- **EXERCISE DESCRIPTION**
Collect each line of the entries that holds the string "nature".

— BEGIN EXTRACTED INFORMATION —

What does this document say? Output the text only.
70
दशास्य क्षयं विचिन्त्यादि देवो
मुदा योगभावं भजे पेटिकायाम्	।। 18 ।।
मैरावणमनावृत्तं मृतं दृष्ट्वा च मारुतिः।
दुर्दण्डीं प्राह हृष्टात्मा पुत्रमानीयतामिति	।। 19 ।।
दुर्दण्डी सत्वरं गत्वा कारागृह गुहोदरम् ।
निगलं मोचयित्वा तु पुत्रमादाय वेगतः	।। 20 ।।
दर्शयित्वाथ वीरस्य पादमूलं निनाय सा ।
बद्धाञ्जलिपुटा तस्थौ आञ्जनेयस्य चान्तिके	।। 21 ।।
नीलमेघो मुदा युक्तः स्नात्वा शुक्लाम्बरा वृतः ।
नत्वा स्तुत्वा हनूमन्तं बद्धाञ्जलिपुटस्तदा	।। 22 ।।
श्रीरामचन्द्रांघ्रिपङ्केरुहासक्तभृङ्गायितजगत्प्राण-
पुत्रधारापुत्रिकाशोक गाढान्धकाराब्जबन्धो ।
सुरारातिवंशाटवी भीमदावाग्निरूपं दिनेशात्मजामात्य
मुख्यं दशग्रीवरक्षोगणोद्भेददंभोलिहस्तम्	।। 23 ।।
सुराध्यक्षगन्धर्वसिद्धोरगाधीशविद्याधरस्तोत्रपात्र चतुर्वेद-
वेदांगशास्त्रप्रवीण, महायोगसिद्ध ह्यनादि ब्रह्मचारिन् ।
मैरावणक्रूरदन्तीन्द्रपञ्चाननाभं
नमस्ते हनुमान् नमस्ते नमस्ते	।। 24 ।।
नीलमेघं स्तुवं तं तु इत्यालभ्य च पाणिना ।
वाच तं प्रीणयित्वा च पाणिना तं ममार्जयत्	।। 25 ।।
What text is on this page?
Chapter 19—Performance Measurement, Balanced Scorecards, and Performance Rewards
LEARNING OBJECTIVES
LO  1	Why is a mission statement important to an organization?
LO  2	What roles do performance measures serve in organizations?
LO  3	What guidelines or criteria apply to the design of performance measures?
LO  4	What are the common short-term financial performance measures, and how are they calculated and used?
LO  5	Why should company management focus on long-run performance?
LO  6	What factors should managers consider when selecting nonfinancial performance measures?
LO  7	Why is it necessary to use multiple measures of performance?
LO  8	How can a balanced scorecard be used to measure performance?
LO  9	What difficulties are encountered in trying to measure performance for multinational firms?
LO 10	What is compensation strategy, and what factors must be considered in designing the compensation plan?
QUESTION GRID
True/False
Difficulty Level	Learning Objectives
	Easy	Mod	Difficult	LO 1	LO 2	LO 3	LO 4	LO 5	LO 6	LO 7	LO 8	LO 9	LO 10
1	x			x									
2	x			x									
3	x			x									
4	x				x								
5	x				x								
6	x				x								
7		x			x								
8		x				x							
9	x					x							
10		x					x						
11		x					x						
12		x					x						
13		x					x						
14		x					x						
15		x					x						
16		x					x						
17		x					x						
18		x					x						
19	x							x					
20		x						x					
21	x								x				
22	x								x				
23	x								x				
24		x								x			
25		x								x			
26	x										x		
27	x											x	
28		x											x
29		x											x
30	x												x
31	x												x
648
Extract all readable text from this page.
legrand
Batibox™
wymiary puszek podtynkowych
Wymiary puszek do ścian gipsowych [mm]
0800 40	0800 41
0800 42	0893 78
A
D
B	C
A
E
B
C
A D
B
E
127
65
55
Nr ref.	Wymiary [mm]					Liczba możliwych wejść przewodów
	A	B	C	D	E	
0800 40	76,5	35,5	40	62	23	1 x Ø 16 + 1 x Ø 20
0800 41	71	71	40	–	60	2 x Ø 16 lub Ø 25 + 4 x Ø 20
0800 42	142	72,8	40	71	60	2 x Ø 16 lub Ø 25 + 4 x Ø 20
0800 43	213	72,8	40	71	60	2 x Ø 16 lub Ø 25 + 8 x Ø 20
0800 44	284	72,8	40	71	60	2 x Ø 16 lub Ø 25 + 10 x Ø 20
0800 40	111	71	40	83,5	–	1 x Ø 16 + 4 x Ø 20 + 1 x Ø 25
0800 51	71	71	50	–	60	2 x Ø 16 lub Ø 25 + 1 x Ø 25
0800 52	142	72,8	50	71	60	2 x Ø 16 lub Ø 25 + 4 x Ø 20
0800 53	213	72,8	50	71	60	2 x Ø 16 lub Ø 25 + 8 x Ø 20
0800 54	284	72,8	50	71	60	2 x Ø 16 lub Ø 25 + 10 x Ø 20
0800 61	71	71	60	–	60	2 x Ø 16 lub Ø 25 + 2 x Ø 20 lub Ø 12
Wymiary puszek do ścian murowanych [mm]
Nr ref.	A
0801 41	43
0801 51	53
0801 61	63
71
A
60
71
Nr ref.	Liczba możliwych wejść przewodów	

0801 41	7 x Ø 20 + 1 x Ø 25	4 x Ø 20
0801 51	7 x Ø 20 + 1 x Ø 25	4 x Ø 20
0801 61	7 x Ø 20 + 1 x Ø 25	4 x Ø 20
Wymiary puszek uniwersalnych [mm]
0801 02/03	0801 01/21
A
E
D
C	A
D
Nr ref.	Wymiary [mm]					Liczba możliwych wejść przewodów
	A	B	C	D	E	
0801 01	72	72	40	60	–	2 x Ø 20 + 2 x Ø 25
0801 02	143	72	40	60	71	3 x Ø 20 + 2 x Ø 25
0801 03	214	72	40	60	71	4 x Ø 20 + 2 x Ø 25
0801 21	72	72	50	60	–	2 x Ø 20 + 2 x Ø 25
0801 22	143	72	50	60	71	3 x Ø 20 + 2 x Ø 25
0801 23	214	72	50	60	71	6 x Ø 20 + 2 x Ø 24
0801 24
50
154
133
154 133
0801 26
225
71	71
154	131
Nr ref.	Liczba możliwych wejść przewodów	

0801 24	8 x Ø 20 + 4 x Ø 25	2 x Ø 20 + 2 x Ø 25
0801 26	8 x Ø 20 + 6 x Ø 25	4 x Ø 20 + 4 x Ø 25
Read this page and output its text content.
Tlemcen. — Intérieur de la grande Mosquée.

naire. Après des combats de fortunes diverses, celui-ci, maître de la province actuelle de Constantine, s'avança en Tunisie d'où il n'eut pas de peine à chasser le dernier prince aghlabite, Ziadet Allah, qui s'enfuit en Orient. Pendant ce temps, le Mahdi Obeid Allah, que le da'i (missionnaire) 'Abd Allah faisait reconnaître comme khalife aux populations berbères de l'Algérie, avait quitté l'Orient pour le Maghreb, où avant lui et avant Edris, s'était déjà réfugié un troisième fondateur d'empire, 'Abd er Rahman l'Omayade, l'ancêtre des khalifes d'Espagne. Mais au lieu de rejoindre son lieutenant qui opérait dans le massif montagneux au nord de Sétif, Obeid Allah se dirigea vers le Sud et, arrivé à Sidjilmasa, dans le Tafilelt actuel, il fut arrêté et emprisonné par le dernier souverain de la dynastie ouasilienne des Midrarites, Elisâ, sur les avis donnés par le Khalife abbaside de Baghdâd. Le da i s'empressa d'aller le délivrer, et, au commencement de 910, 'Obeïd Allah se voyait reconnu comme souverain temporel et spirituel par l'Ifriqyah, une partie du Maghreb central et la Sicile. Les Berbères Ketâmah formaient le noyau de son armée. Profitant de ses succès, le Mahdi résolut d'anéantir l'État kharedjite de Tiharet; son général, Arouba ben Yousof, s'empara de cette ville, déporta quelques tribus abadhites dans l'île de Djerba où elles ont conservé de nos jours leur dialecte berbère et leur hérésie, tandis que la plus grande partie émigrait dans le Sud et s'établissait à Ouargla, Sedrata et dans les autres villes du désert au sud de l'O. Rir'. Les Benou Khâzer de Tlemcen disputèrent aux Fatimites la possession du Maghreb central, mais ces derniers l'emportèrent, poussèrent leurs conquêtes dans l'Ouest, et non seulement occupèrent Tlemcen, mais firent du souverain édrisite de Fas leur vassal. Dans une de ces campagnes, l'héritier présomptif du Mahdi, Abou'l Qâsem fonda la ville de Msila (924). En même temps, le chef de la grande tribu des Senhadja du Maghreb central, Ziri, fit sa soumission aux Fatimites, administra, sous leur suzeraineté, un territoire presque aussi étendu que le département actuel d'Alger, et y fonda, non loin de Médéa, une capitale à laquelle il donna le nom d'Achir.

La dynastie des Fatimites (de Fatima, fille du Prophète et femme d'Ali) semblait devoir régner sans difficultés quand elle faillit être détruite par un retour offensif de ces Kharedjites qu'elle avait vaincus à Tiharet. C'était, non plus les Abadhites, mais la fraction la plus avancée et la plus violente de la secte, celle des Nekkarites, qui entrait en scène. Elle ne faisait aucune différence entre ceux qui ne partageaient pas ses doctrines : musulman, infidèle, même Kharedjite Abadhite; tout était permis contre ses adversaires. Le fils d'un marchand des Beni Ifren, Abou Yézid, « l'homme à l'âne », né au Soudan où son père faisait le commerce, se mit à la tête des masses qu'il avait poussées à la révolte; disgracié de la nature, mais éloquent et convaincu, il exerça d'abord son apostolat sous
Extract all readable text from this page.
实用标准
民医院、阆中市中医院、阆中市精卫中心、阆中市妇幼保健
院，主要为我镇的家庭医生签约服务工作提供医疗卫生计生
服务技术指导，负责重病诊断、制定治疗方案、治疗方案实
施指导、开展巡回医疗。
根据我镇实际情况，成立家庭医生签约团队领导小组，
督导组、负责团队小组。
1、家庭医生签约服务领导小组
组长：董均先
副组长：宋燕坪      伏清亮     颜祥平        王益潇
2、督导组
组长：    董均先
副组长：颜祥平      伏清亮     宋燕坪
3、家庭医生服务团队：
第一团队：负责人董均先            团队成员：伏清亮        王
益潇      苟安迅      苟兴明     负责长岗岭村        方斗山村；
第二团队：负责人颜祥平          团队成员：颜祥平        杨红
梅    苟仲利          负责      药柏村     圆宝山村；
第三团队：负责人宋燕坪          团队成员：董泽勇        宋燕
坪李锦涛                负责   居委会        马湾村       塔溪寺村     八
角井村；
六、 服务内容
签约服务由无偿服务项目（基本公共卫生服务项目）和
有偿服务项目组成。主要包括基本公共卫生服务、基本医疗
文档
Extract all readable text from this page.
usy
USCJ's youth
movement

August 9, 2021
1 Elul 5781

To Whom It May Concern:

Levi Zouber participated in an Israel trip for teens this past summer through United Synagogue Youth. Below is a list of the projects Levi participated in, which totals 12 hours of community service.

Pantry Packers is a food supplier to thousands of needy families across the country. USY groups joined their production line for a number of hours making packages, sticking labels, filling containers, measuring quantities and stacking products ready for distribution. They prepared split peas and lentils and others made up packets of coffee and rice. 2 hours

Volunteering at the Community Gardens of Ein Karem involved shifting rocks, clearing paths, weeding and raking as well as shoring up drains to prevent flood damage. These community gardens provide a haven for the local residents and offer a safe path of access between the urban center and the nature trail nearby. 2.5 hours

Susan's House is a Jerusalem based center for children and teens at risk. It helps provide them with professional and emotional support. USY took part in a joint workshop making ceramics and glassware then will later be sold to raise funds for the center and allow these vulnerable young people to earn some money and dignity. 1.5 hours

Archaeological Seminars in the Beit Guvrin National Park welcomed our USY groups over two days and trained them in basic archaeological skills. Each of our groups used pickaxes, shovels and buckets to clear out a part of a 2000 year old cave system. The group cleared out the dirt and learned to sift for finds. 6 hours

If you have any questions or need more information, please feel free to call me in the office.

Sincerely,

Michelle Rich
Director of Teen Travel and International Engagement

— END EXTRACTED INFORMATION —

- **ANSWER BELOW**
La dynastie des Fatimites (de Fatima, fille du Prophète et femme d'Ali) semblait devoir régner sans difficultés quand elle faillit être détruite par un retour offensif de ces Kharedjites qu'elle avait vaincus à Tiharet. C'était, non plus les Abadhites, mais la fraction la plus avancée et la plus violente de la secte, celle des Nekkarites, qui entrait en scène. Elle ne faisait aucune différence entre ceux qui ne partageaient pas ses doctrines : musulman, infidèle, même Kharedjite Abadhite; tout était permis contre ses adversaires. Le fils d'un marchand des Beni Ifren, Abou Yézid, « l'homme à l'âne », né au Soudan où son père faisait le commerce, se mit à la tête des masses qu'il avait poussées à la révolte; disgracié de la nature, mais éloquent et convaincu, il exerça d'abord son apostolat sous
Volunteering at the Community Gardens of Ein Karem involved shifting rocks, clearing paths, weeding and raking as well as shoring up drains to prevent flood damage. These community gardens provide a haven for the local residents and offer a safe path of access between the urban center and the nature trail nearby. 2.5 hours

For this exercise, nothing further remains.